▶ Items from a figure collection
..............................
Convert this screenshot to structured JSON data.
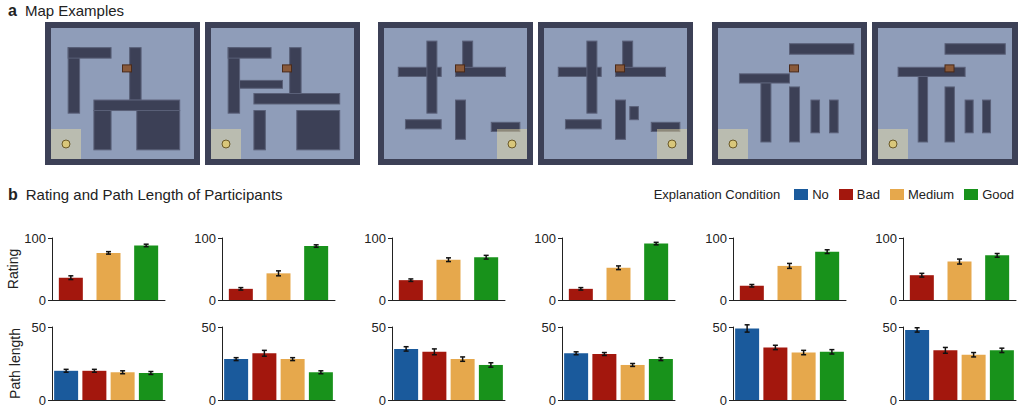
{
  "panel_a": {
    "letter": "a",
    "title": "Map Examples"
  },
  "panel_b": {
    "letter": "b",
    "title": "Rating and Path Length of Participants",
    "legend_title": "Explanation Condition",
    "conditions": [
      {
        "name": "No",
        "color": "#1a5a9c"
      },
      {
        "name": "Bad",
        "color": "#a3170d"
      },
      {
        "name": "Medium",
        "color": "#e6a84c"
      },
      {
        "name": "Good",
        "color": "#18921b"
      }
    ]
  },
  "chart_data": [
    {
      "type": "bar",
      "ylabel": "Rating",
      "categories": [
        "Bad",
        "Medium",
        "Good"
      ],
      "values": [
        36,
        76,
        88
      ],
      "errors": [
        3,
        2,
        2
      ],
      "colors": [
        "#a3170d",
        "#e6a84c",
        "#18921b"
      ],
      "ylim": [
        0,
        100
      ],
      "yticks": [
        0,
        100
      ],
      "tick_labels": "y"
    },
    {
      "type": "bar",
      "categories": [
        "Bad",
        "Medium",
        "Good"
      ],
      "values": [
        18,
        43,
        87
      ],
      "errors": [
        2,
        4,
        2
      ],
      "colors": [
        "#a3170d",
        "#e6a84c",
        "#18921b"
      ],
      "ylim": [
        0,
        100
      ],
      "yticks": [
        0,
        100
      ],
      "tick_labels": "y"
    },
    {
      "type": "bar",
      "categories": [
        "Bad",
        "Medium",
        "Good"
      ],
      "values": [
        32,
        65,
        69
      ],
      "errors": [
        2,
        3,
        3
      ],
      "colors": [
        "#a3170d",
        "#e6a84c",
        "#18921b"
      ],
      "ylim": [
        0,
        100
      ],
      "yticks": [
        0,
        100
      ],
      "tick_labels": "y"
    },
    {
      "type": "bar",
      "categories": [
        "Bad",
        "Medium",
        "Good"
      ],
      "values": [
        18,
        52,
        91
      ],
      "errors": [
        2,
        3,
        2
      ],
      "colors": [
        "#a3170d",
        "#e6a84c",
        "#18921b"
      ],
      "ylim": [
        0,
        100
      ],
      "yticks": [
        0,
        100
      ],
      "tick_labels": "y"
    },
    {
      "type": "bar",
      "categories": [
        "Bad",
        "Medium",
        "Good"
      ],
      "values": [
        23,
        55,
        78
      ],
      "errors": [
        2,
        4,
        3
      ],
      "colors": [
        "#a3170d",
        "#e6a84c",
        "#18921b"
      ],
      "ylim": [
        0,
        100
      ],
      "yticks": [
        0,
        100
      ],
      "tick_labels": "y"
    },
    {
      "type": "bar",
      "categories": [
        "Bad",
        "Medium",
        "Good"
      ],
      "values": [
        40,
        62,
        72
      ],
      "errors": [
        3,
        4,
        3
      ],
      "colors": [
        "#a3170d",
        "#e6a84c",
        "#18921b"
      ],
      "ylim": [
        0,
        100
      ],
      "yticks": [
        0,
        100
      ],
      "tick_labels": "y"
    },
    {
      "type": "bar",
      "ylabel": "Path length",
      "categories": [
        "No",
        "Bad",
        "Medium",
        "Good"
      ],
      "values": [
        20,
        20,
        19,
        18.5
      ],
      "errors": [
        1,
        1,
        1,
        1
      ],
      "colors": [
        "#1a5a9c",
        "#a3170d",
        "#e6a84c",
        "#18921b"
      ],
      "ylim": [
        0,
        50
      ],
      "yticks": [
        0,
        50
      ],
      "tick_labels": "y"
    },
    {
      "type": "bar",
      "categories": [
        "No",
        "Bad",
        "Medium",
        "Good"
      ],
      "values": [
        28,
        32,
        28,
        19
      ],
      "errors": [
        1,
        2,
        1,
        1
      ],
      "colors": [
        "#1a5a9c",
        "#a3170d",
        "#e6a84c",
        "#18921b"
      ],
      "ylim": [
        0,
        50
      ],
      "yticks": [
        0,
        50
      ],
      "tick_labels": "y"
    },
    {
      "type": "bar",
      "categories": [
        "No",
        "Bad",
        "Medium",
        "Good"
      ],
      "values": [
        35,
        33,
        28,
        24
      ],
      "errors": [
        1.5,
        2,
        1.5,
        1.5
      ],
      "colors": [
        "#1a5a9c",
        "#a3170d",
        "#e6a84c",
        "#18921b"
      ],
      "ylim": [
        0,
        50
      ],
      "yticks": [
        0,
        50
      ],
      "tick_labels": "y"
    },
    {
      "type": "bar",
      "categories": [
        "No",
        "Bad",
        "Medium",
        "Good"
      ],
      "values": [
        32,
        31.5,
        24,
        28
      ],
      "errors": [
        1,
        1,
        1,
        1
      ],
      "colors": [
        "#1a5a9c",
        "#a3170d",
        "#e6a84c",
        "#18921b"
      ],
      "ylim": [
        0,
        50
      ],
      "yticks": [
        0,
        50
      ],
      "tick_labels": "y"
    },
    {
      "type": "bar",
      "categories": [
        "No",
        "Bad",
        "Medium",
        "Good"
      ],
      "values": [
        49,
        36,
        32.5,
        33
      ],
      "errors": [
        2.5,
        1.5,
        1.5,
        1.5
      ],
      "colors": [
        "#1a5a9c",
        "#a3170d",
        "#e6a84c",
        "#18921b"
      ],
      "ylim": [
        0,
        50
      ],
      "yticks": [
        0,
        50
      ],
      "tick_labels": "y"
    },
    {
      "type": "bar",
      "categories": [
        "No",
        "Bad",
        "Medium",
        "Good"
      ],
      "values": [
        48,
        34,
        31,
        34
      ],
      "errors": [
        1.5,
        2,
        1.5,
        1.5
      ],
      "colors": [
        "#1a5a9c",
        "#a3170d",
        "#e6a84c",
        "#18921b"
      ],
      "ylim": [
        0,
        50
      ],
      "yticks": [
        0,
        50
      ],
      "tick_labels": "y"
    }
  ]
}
..............................
▶ Goal
Work through the records line by line and tally those holding "name". Reply with the number alone.

▶ Solution to the problem
4